▶ **Exercise prompt**: Images are not part of the copy; transcribe all the data exactly.

BEGIN Excerpted data

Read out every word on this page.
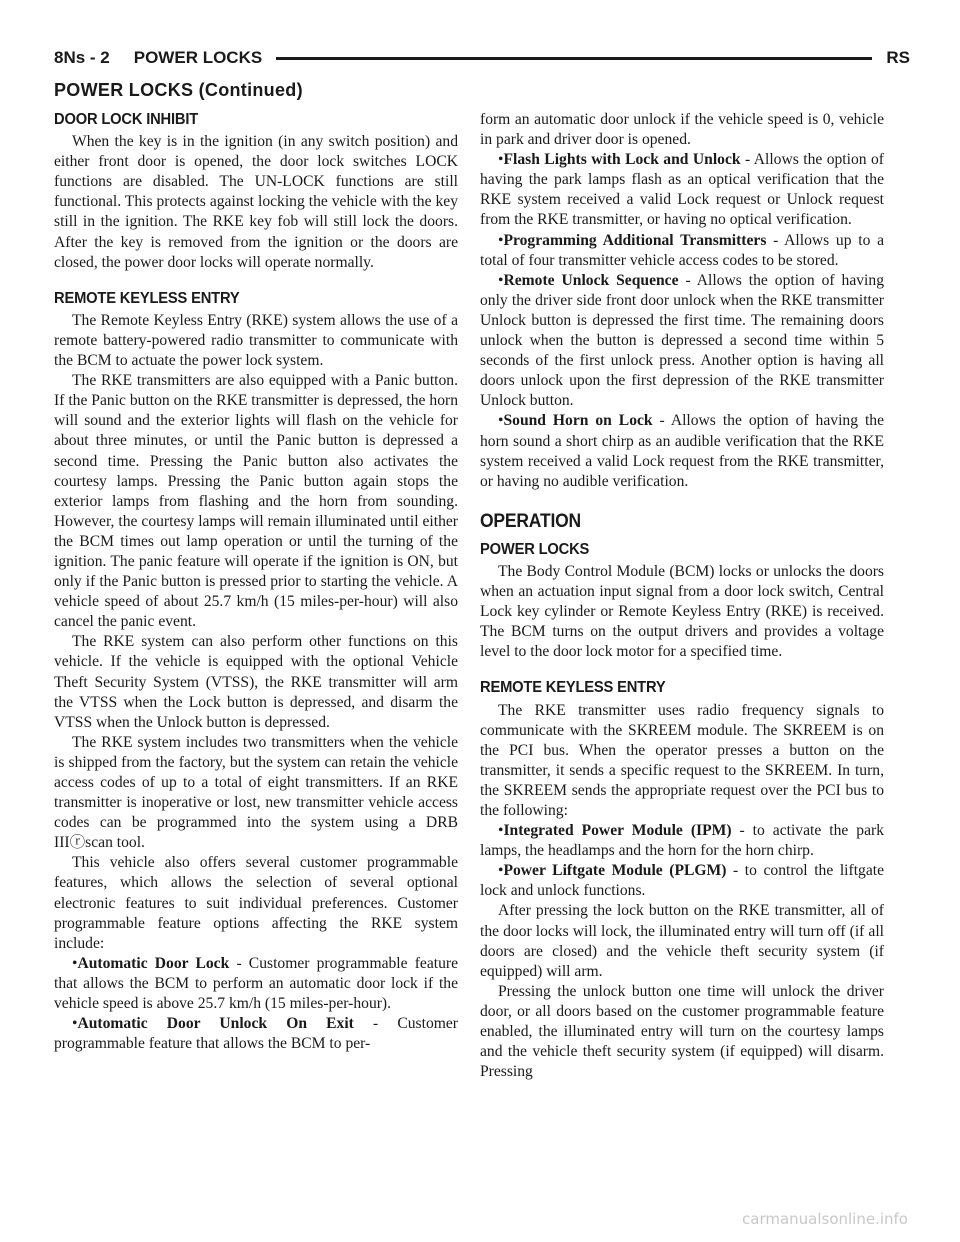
8Ns - 2 POWER LOCKS	RS
POWER LOCKS (Continued)
DOOR LOCK INHIBIT

When the key is in the ignition (in any switch position) and either front door is opened, the door lock switches LOCK functions are disabled. The UN-LOCK functions are still functional. This protects against locking the vehicle with the key still in the ignition. The RKE key fob will still lock the doors. After the key is removed from the ignition or the doors are closed, the power door locks will operate normally.

REMOTE KEYLESS ENTRY

The Remote Keyless Entry (RKE) system allows the use of a remote battery-powered radio transmitter to communicate with the BCM to actuate the power lock system.

The RKE transmitters are also equipped with a Panic button. If the Panic button on the RKE transmitter is depressed, the horn will sound and the exterior lights will flash on the vehicle for about three minutes, or until the Panic button is depressed a second time. Pressing the Panic button also activates the courtesy lamps. Pressing the Panic button again stops the exterior lamps from flashing and the horn from sounding. However, the courtesy lamps will remain illuminated until either the BCM times out lamp operation or until the turning of the ignition. The panic feature will operate if the ignition is ON, but only if the Panic button is pressed prior to starting the vehicle. A vehicle speed of about 25.7 km/h (15 miles-per-hour) will also cancel the panic event.

The RKE system can also perform other functions on this vehicle. If the vehicle is equipped with the optional Vehicle Theft Security System (VTSS), the RKE transmitter will arm the VTSS when the Lock button is depressed, and disarm the VTSS when the Unlock button is depressed.

The RKE system includes two transmitters when the vehicle is shipped from the factory, but the system can retain the vehicle access codes of up to a total of eight transmitters. If an RKE transmitter is inoperative or lost, new transmitter vehicle access codes can be programmed into the system using a DRB IIIⓡscan tool.

This vehicle also offers several customer programmable features, which allows the selection of several optional electronic features to suit individual preferences. Customer programmable feature options affecting the RKE system include:

•Automatic Door Lock - Customer programmable feature that allows the BCM to perform an automatic door lock if the vehicle speed is above 25.7 km/h (15 miles-per-hour).

•Automatic Door Unlock On Exit - Customer programmable feature that allows the BCM to per-

form an automatic door unlock if the vehicle speed is 0, vehicle in park and driver door is opened.

•Flash Lights with Lock and Unlock - Allows the option of having the park lamps flash as an optical verification that the RKE system received a valid Lock request or Unlock request from the RKE transmitter, or having no optical verification.

•Programming Additional Transmitters - Allows up to a total of four transmitter vehicle access codes to be stored.

•Remote Unlock Sequence - Allows the option of having only the driver side front door unlock when the RKE transmitter Unlock button is depressed the first time. The remaining doors unlock when the button is depressed a second time within 5 seconds of the first unlock press. Another option is having all doors unlock upon the first depression of the RKE transmitter Unlock button.

•Sound Horn on Lock - Allows the option of having the horn sound a short chirp as an audible verification that the RKE system received a valid Lock request from the RKE transmitter, or having no audible verification.

OPERATION
POWER LOCKS

The Body Control Module (BCM) locks or unlocks the doors when an actuation input signal from a door lock switch, Central Lock key cylinder or Remote Keyless Entry (RKE) is received. The BCM turns on the output drivers and provides a voltage level to the door lock motor for a specified time.

REMOTE KEYLESS ENTRY

The RKE transmitter uses radio frequency signals to communicate with the SKREEM module. The SKREEM is on the PCI bus. When the operator presses a button on the transmitter, it sends a specific request to the SKREEM. In turn, the SKREEM sends the appropriate request over the PCI bus to the following:

•Integrated Power Module (IPM) - to activate the park lamps, the headlamps and the horn for the horn chirp.

•Power Liftgate Module (PLGM) - to control the liftgate lock and unlock functions.

After pressing the lock button on the RKE transmitter, all of the door locks will lock, the illuminated entry will turn off (if all doors are closed) and the vehicle theft security system (if equipped) will arm.

Pressing the unlock button one time will unlock the driver door, or all doors based on the customer programmable feature enabled, the illuminated entry will turn on the courtesy lamps and the vehicle theft security system (if equipped) will disarm. Pressing

carmanualsonline.info
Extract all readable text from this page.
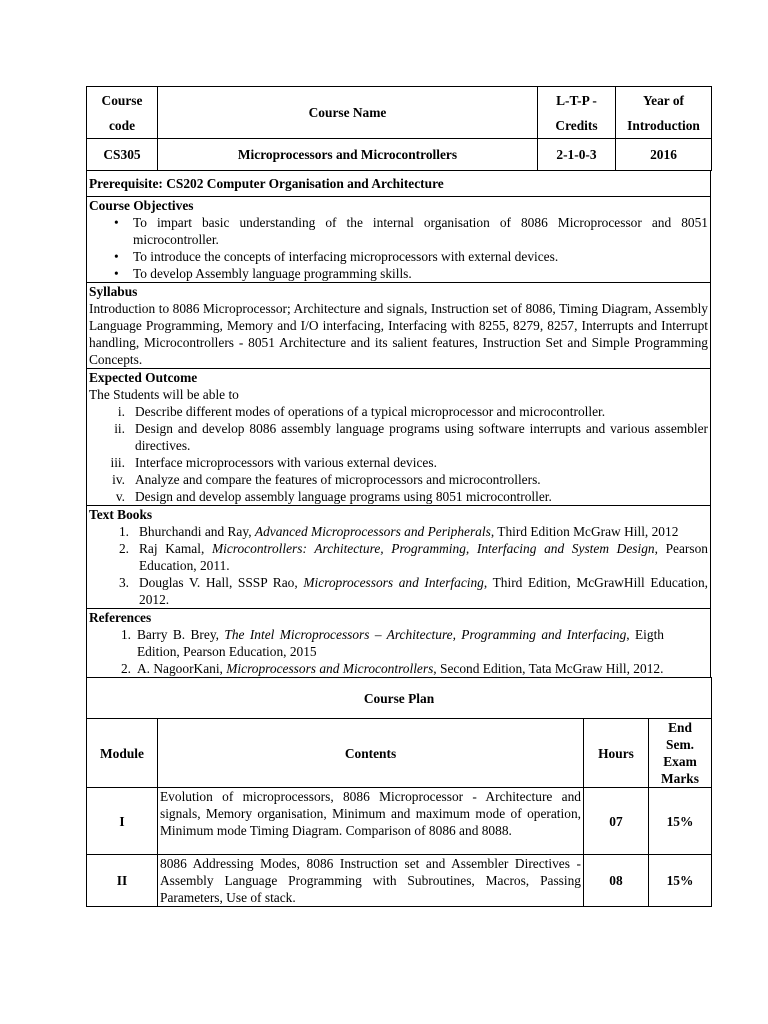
Course code	Course Name	L-T-P - Credits	Year of Introduction
CS305	Microprocessors and Microcontrollers	2-1-0-3	2016
Prerequisite: CS202 Computer Organisation and Architecture

Course Objectives
• To impart basic understanding of the internal organisation of 8086 Microprocessor and 8051 microcontroller.
• To introduce the concepts of interfacing microprocessors with external devices.
• To develop Assembly language programming skills.

Syllabus
Introduction to 8086 Microprocessor; Architecture and signals, Instruction set of 8086, Timing Diagram, Assembly Language Programming, Memory and I/O interfacing, Interfacing with 8255, 8279, 8257, Interrupts and Interrupt handling, Microcontrollers - 8051 Architecture and its salient features, Instruction Set and Simple Programming Concepts.

Expected Outcome
The Students will be able to
i. Describe different modes of operations of a typical microprocessor and microcontroller.
ii. Design and develop 8086 assembly language programs using software interrupts and various assembler directives.
iii. Interface microprocessors with various external devices.
iv. Analyze and compare the features of microprocessors and microcontrollers.
v. Design and develop assembly language programs using 8051 microcontroller.

Text Books
1. Bhurchandi and Ray, Advanced Microprocessors and Peripherals, Third Edition McGraw Hill, 2012
2. Raj Kamal, Microcontrollers: Architecture, Programming, Interfacing and System Design, Pearson Education, 2011.
3. Douglas V. Hall, SSSP Rao, Microprocessors and Interfacing, Third Edition, McGrawHill Education, 2012.

References
1. Barry B. Brey, The Intel Microprocessors – Architecture, Programming and Interfacing, Eigth Edition, Pearson Education, 2015
2. A. NagoorKani, Microprocessors and Microcontrollers, Second Edition, Tata McGraw Hill, 2012.
Course Plan			
Module	Contents	Hours	End Sem. Exam Marks
I	Evolution of microprocessors, 8086 Microprocessor - Architecture and signals, Memory organisation, Minimum and maximum mode of operation, Minimum mode Timing Diagram. Comparison of 8086 and 8088.	07	15%
II	8086 Addressing Modes, 8086 Instruction set and Assembler Directives - Assembly Language Programming with Subroutines, Macros, Passing Parameters, Use of stack.	08	15%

END Excerpted data

▶ **Solution**:
Read out every word on this page.
8Ns - 2 POWER LOCKS	RS
POWER LOCKS (Continued)
DOOR LOCK INHIBIT

When the key is in the ignition (in any switch position) and either front door is opened, the door lock switches LOCK functions are disabled. The UN-LOCK functions are still functional. This protects against locking the vehicle with the key still in the ignition. The RKE key fob will still lock the doors. After the key is removed from the ignition or the doors are closed, the power door locks will operate normally.

REMOTE KEYLESS ENTRY

The Remote Keyless Entry (RKE) system allows the use of a remote battery-powered radio transmitter to communicate with the BCM to actuate the power lock system.

The RKE transmitters are also equipped with a Panic button. If the Panic button on the RKE transmitter is depressed, the horn will sound and the exterior lights will flash on the vehicle for about three minutes, or until the Panic button is depressed a second time. Pressing the Panic button also activates the courtesy lamps. Pressing the Panic button again stops the exterior lamps from flashing and the horn from sounding. However, the courtesy lamps will remain illuminated until either the BCM times out lamp operation or until the turning of the ignition. The panic feature will operate if the ignition is ON, but only if the Panic button is pressed prior to starting the vehicle. A vehicle speed of about 25.7 km/h (15 miles-per-hour) will also cancel the panic event.

The RKE system can also perform other functions on this vehicle. If the vehicle is equipped with the optional Vehicle Theft Security System (VTSS), the RKE transmitter will arm the VTSS when the Lock button is depressed, and disarm the VTSS when the Unlock button is depressed.

The RKE system includes two transmitters when the vehicle is shipped from the factory, but the system can retain the vehicle access codes of up to a total of eight transmitters. If an RKE transmitter is inoperative or lost, new transmitter vehicle access codes can be programmed into the system using a DRB IIIⓡscan tool.

This vehicle also offers several customer programmable features, which allows the selection of several optional electronic features to suit individual preferences. Customer programmable feature options affecting the RKE system include:

•Automatic Door Lock - Customer programmable feature that allows the BCM to perform an automatic door lock if the vehicle speed is above 25.7 km/h (15 miles-per-hour).

•Automatic Door Unlock On Exit - Customer programmable feature that allows the BCM to per-

form an automatic door unlock if the vehicle speed is 0, vehicle in park and driver door is opened.

•Flash Lights with Lock and Unlock - Allows the option of having the park lamps flash as an optical verification that the RKE system received a valid Lock request or Unlock request from the RKE transmitter, or having no optical verification.

•Programming Additional Transmitters - Allows up to a total of four transmitter vehicle access codes to be stored.

•Remote Unlock Sequence - Allows the option of having only the driver side front door unlock when the RKE transmitter Unlock button is depressed the first time. The remaining doors unlock when the button is depressed a second time within 5 seconds of the first unlock press. Another option is having all doors unlock upon the first depression of the RKE transmitter Unlock button.

•Sound Horn on Lock - Allows the option of having the horn sound a short chirp as an audible verification that the RKE system received a valid Lock request from the RKE transmitter, or having no audible verification.

OPERATION
POWER LOCKS

The Body Control Module (BCM) locks or unlocks the doors when an actuation input signal from a door lock switch, Central Lock key cylinder or Remote Keyless Entry (RKE) is received. The BCM turns on the output drivers and provides a voltage level to the door lock motor for a specified time.

REMOTE KEYLESS ENTRY

The RKE transmitter uses radio frequency signals to communicate with the SKREEM module. The SKREEM is on the PCI bus. When the operator presses a button on the transmitter, it sends a specific request to the SKREEM. In turn, the SKREEM sends the appropriate request over the PCI bus to the following:

•Integrated Power Module (IPM) - to activate the park lamps, the headlamps and the horn for the horn chirp.

•Power Liftgate Module (PLGM) - to control the liftgate lock and unlock functions.

After pressing the lock button on the RKE transmitter, all of the door locks will lock, the illuminated entry will turn off (if all doors are closed) and the vehicle theft security system (if equipped) will arm.

Pressing the unlock button one time will unlock the driver door, or all doors based on the customer programmable feature enabled, the illuminated entry will turn on the courtesy lamps and the vehicle theft security system (if equipped) will disarm. Pressing

carmanualsonline.info
Extract all readable text from this page.
Course code	Course Name	L-T-P - Credits	Year of Introduction
CS305	Microprocessors and Microcontrollers	2-1-0-3	2016
Prerequisite: CS202 Computer Organisation and Architecture

Course Objectives
• To impart basic understanding of the internal organisation of 8086 Microprocessor and 8051 microcontroller.
• To introduce the concepts of interfacing microprocessors with external devices.
• To develop Assembly language programming skills.

Syllabus
Introduction to 8086 Microprocessor; Architecture and signals, Instruction set of 8086, Timing Diagram, Assembly Language Programming, Memory and I/O interfacing, Interfacing with 8255, 8279, 8257, Interrupts and Interrupt handling, Microcontrollers - 8051 Architecture and its salient features, Instruction Set and Simple Programming Concepts.

Expected Outcome
The Students will be able to
i. Describe different modes of operations of a typical microprocessor and microcontroller.
ii. Design and develop 8086 assembly language programs using software interrupts and various assembler directives.
iii. Interface microprocessors with various external devices.
iv. Analyze and compare the features of microprocessors and microcontrollers.
v. Design and develop assembly language programs using 8051 microcontroller.

Text Books
1. Bhurchandi and Ray, Advanced Microprocessors and Peripherals, Third Edition McGraw Hill, 2012
2. Raj Kamal, Microcontrollers: Architecture, Programming, Interfacing and System Design, Pearson Education, 2011.
3. Douglas V. Hall, SSSP Rao, Microprocessors and Interfacing, Third Edition, McGrawHill Education, 2012.

References
1. Barry B. Brey, The Intel Microprocessors – Architecture, Programming and Interfacing, Eigth Edition, Pearson Education, 2015
2. A. NagoorKani, Microprocessors and Microcontrollers, Second Edition, Tata McGraw Hill, 2012.
Course Plan			
Module	Contents	Hours	End Sem. Exam Marks
I	Evolution of microprocessors, 8086 Microprocessor - Architecture and signals, Memory organisation, Minimum and maximum mode of operation, Minimum mode Timing Diagram. Comparison of 8086 and 8088.	07	15%
II	8086 Addressing Modes, 8086 Instruction set and Assembler Directives - Assembly Language Programming with Subroutines, Macros, Passing Parameters, Use of stack.	08	15%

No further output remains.